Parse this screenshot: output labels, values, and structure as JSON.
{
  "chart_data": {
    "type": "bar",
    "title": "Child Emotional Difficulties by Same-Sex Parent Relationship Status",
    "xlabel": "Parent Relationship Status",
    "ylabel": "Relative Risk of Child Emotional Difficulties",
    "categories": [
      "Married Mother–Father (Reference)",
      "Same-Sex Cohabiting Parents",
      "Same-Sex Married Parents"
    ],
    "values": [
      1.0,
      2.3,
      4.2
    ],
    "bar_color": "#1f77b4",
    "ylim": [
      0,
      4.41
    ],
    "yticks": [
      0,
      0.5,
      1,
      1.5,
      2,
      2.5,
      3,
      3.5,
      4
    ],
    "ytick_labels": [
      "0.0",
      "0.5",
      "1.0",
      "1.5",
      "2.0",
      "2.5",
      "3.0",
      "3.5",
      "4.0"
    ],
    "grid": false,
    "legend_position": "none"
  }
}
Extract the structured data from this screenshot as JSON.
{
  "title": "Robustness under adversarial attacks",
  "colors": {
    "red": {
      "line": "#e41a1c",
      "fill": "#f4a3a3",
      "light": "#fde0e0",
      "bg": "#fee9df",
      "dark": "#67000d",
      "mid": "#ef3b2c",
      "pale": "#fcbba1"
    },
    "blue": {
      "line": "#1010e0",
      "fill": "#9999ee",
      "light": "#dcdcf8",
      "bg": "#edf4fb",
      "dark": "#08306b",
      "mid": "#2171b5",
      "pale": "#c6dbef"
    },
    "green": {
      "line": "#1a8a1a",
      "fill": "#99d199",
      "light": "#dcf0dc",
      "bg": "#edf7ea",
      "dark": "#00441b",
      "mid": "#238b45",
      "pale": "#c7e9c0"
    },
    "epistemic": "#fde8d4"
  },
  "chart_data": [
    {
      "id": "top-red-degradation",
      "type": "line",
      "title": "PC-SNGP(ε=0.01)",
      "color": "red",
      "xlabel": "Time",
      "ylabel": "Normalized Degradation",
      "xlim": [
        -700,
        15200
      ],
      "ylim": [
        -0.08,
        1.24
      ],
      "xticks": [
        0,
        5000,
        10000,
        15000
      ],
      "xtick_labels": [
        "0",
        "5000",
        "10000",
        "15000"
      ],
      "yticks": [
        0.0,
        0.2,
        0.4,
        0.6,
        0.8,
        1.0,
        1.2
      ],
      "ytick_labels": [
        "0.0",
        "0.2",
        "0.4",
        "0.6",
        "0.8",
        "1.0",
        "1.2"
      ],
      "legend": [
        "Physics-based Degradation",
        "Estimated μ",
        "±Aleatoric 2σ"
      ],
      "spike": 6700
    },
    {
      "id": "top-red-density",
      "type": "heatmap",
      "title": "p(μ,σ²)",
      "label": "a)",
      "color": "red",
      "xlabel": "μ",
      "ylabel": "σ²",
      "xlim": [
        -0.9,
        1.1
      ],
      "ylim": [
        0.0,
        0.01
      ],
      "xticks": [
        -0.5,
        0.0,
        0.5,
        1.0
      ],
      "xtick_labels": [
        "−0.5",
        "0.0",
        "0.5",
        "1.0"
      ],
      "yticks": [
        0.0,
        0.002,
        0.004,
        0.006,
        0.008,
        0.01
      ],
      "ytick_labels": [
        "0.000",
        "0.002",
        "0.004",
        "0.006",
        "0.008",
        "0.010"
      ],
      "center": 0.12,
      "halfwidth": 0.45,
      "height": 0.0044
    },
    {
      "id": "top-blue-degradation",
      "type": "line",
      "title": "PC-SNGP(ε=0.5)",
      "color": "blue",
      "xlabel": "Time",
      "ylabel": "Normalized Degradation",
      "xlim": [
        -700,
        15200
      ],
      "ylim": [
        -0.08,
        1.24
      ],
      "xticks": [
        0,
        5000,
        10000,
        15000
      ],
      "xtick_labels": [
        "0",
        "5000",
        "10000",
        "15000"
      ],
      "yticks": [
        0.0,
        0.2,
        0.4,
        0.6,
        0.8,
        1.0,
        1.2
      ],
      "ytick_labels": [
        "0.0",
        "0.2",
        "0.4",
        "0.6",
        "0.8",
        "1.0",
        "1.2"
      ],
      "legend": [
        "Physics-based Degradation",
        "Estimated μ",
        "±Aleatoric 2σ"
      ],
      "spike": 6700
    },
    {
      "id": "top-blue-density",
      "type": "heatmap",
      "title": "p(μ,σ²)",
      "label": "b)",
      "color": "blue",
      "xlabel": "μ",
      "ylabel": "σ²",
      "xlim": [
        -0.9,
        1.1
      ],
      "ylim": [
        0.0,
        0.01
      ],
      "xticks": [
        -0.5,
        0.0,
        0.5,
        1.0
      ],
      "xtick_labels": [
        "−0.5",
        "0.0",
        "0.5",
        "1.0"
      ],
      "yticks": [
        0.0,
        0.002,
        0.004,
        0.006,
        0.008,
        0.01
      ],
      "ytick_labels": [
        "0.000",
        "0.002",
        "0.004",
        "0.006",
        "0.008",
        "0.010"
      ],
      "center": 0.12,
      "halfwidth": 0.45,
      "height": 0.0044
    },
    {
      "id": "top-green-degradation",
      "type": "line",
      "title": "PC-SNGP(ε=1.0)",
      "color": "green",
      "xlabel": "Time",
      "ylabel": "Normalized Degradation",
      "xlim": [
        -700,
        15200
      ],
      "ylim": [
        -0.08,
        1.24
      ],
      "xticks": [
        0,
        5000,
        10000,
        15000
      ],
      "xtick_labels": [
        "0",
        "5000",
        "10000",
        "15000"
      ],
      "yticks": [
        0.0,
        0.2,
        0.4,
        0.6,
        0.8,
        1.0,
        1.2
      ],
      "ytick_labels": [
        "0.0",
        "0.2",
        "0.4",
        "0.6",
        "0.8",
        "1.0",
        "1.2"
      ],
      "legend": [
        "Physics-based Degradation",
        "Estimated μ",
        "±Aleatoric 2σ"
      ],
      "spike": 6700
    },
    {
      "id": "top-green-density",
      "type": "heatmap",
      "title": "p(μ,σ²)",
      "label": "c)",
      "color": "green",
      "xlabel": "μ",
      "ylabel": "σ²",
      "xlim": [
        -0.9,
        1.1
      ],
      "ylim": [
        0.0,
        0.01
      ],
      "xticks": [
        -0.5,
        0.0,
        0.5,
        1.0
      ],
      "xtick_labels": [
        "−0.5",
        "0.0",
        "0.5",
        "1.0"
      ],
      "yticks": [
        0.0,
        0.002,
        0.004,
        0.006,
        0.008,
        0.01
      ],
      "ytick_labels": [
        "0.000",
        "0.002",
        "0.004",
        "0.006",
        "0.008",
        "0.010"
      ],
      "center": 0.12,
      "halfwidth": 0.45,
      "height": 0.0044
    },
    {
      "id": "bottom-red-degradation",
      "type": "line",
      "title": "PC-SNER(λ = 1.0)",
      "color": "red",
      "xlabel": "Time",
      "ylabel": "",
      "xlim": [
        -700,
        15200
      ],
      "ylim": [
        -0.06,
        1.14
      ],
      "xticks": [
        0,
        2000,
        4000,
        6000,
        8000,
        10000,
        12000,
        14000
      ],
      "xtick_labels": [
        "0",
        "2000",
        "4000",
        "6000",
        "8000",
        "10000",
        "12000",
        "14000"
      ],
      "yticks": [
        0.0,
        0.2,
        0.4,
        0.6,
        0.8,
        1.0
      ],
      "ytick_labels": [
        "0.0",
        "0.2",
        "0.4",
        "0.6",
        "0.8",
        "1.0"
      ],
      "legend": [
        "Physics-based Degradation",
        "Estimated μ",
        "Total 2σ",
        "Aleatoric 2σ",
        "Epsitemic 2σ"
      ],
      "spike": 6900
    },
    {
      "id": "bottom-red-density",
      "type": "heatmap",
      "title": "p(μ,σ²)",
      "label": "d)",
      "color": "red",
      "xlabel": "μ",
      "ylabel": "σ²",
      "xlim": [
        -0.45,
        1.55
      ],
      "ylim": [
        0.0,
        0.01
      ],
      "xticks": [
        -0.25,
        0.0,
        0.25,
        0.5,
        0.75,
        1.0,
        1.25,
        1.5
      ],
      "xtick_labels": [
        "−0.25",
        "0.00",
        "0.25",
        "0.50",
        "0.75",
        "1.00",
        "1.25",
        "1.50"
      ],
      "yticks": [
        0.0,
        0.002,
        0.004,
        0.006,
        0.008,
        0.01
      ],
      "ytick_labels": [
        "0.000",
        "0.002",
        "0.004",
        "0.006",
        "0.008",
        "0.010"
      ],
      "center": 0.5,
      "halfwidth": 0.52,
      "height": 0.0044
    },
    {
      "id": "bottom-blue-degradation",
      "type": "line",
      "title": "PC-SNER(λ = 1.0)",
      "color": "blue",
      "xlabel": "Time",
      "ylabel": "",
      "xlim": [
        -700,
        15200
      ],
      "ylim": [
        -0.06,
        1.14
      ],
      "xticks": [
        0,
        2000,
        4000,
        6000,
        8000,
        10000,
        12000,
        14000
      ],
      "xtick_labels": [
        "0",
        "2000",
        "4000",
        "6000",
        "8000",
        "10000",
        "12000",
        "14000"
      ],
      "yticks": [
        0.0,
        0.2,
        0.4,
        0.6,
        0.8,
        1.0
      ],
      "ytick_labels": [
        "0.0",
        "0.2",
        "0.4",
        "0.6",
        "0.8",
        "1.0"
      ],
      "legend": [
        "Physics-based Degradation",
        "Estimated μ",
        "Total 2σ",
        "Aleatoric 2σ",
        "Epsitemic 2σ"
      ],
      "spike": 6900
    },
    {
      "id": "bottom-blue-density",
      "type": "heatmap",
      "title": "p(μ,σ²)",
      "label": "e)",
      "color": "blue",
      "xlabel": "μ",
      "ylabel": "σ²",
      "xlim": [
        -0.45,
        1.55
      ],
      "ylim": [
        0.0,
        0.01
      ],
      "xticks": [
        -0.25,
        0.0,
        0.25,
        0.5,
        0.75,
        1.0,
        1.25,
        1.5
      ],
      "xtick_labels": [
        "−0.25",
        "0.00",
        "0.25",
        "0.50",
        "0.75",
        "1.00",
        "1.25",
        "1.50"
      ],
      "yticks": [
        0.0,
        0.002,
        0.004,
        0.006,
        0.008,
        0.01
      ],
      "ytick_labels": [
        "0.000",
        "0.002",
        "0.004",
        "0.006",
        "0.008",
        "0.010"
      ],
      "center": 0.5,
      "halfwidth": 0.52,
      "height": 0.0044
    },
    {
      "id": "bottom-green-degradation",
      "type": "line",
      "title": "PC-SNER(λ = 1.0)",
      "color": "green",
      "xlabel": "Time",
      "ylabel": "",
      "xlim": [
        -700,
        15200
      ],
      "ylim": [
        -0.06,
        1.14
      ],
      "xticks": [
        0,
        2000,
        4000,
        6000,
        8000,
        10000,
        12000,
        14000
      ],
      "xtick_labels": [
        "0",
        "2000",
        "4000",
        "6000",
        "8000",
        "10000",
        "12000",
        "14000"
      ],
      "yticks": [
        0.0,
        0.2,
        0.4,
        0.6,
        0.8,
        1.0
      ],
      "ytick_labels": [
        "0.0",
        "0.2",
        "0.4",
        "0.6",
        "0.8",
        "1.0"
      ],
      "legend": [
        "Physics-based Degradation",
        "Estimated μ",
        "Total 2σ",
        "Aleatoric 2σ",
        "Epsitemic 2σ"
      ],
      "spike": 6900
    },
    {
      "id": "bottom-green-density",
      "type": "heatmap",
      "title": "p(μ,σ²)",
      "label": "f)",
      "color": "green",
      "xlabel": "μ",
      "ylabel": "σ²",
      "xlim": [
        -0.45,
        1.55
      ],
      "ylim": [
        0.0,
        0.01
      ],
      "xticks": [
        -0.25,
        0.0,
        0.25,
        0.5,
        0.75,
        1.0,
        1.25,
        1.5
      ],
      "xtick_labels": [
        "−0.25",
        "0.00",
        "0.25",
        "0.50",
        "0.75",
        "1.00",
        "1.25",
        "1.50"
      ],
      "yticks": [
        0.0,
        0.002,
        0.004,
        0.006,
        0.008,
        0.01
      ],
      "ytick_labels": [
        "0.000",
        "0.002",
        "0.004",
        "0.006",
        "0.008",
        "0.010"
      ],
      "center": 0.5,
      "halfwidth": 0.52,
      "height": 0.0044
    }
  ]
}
************
• Problem details:
In the listing above, locate each line with "screenshot" and copy it.

• Answer to the problem:
Parse this screenshot: output labels, values, and structure as JSON.
Extract the structured data from this screenshot as JSON.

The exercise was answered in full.